• **Some records**:
........
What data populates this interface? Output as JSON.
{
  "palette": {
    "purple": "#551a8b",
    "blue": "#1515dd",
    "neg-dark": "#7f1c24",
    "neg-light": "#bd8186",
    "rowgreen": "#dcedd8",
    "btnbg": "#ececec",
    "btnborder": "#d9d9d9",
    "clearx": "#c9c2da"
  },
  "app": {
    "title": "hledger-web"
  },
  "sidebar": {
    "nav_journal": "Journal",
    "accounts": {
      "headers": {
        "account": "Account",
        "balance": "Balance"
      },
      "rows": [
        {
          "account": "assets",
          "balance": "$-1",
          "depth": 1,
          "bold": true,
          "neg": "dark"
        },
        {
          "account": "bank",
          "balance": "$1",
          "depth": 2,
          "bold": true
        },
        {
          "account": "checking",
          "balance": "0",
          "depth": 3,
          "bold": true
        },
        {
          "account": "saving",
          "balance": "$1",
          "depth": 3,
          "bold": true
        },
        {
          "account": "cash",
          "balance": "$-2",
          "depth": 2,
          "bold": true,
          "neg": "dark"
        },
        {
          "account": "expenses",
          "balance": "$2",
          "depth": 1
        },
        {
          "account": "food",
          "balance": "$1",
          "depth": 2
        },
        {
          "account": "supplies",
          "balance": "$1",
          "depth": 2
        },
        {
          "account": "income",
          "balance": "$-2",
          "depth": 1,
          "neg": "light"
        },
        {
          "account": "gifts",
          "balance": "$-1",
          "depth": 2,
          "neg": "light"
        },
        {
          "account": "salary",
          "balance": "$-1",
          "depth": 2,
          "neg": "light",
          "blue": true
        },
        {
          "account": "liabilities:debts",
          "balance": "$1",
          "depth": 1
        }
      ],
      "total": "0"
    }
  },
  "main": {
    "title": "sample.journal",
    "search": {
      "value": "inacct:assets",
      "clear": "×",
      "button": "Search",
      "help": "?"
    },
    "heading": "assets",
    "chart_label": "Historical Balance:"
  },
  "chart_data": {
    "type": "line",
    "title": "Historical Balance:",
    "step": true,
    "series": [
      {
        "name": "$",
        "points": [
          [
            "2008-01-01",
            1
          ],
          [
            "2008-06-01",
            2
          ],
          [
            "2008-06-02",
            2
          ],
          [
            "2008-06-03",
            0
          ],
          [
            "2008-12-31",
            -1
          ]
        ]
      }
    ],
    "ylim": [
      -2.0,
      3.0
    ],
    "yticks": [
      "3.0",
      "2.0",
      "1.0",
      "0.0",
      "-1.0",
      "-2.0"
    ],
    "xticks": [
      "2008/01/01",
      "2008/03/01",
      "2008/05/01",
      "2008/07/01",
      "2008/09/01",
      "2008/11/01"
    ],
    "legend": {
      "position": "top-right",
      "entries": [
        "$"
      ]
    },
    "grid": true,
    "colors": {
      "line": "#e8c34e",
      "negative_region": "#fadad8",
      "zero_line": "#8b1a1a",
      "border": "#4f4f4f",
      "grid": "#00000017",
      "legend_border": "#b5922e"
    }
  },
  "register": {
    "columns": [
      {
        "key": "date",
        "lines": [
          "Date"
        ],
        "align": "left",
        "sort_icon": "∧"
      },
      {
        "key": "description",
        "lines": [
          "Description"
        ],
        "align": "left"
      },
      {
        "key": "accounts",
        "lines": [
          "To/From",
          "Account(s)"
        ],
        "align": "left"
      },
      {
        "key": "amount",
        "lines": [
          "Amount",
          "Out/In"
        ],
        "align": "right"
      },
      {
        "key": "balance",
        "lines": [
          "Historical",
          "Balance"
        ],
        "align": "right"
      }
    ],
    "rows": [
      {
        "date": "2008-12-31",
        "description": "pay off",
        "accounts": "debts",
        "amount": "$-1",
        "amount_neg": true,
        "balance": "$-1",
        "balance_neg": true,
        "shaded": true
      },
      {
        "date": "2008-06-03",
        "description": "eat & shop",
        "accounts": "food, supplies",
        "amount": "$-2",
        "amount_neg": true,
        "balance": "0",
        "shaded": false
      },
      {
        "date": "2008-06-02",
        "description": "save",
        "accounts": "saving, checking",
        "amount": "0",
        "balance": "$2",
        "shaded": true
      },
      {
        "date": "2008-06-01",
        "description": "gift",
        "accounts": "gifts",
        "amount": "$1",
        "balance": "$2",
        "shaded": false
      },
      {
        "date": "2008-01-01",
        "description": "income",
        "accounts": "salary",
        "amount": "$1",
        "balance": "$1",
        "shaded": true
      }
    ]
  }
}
........
• **Problem statement**:
Write out all the records above again, exactly as they stand.

• **Task response**:
What data populates this interface? Output as JSON.
{
  "palette": {
    "purple": "#551a8b",
    "blue": "#1515dd",
    "neg-dark": "#7f1c24",
    "neg-light": "#bd8186",
    "rowgreen": "#dcedd8",
    "btnbg": "#ececec",
    "btnborder": "#d9d9d9",
    "clearx": "#c9c2da"
  },
  "app": {
    "title": "hledger-web"
  },
  "sidebar": {
    "nav_journal": "Journal",
    "accounts": {
      "headers": {
        "account": "Account",
        "balance": "Balance"
      },
      "rows": [
        {
          "account": "assets",
          "balance": "$-1",
          "depth": 1,
          "bold": true,
          "neg": "dark"
        },
        {
          "account": "bank",
          "balance": "$1",
          "depth": 2,
          "bold": true
        },
        {
          "account": "checking",
          "balance": "0",
          "depth": 3,
          "bold": true
        },
        {
          "account": "saving",
          "balance": "$1",
          "depth": 3,
          "bold": true
        },
        {
          "account": "cash",
          "balance": "$-2",
          "depth": 2,
          "bold": true,
          "neg": "dark"
        },
        {
          "account": "expenses",
          "balance": "$2",
          "depth": 1
        },
        {
          "account": "food",
          "balance": "$1",
          "depth": 2
        },
        {
          "account": "supplies",
          "balance": "$1",
          "depth": 2
        },
        {
          "account": "income",
          "balance": "$-2",
          "depth": 1,
          "neg": "light"
        },
        {
          "account": "gifts",
          "balance": "$-1",
          "depth": 2,
          "neg": "light"
        },
        {
          "account": "salary",
          "balance": "$-1",
          "depth": 2,
          "neg": "light",
          "blue": true
        },
        {
          "account": "liabilities:debts",
          "balance": "$1",
          "depth": 1
        }
      ],
      "total": "0"
    }
  },
  "main": {
    "title": "sample.journal",
    "search": {
      "value": "inacct:assets",
      "clear": "×",
      "button": "Search",
      "help": "?"
    },
    "heading": "assets",
    "chart_label": "Historical Balance:"
  },
  "chart_data": {
    "type": "line",
    "title": "Historical Balance:",
    "step": true,
    "series": [
      {
        "name": "$",
        "points": [
          [
            "2008-01-01",
            1
          ],
          [
            "2008-06-01",
            2
          ],
          [
            "2008-06-02",
            2
          ],
          [
            "2008-06-03",
            0
          ],
          [
            "2008-12-31",
            -1
          ]
        ]
      }
    ],
    "ylim": [
      -2.0,
      3.0
    ],
    "yticks": [
      "3.0",
      "2.0",
      "1.0",
      "0.0",
      "-1.0",
      "-2.0"
    ],
    "xticks": [
      "2008/01/01",
      "2008/03/01",
      "2008/05/01",
      "2008/07/01",
      "2008/09/01",
      "2008/11/01"
    ],
    "legend": {
      "position": "top-right",
      "entries": [
        "$"
      ]
    },
    "grid": true,
    "colors": {
      "line": "#e8c34e",
      "negative_region": "#fadad8",
      "zero_line": "#8b1a1a",
      "border": "#4f4f4f",
      "grid": "#00000017",
      "legend_border": "#b5922e"
    }
  },
  "register": {
    "columns": [
      {
        "key": "date",
        "lines": [
          "Date"
        ],
        "align": "left",
        "sort_icon": "∧"
      },
      {
        "key": "description",
        "lines": [
          "Description"
        ],
        "align": "left"
      },
      {
        "key": "accounts",
        "lines": [
          "To/From",
          "Account(s)"
        ],
        "align": "left"
      },
      {
        "key": "amount",
        "lines": [
          "Amount",
          "Out/In"
        ],
        "align": "right"
      },
      {
        "key": "balance",
        "lines": [
          "Historical",
          "Balance"
        ],
        "align": "right"
      }
    ],
    "rows": [
      {
        "date": "2008-12-31",
        "description": "pay off",
        "accounts": "debts",
        "amount": "$-1",
        "amount_neg": true,
        "balance": "$-1",
        "balance_neg": true,
        "shaded": true
      },
      {
        "date": "2008-06-03",
        "description": "eat & shop",
        "accounts": "food, supplies",
        "amount": "$-2",
        "amount_neg": true,
        "balance": "0",
        "shaded": false
      },
      {
        "date": "2008-06-02",
        "description": "save",
        "accounts": "saving, checking",
        "amount": "0",
        "balance": "$2",
        "shaded": true
      },
      {
        "date": "2008-06-01",
        "description": "gift",
        "accounts": "gifts",
        "amount": "$1",
        "balance": "$2",
        "shaded": false
      },
      {
        "date": "2008-01-01",
        "description": "income",
        "accounts": "salary",
        "amount": "$1",
        "balance": "$1",
        "shaded": true
      }
    ]
  }
}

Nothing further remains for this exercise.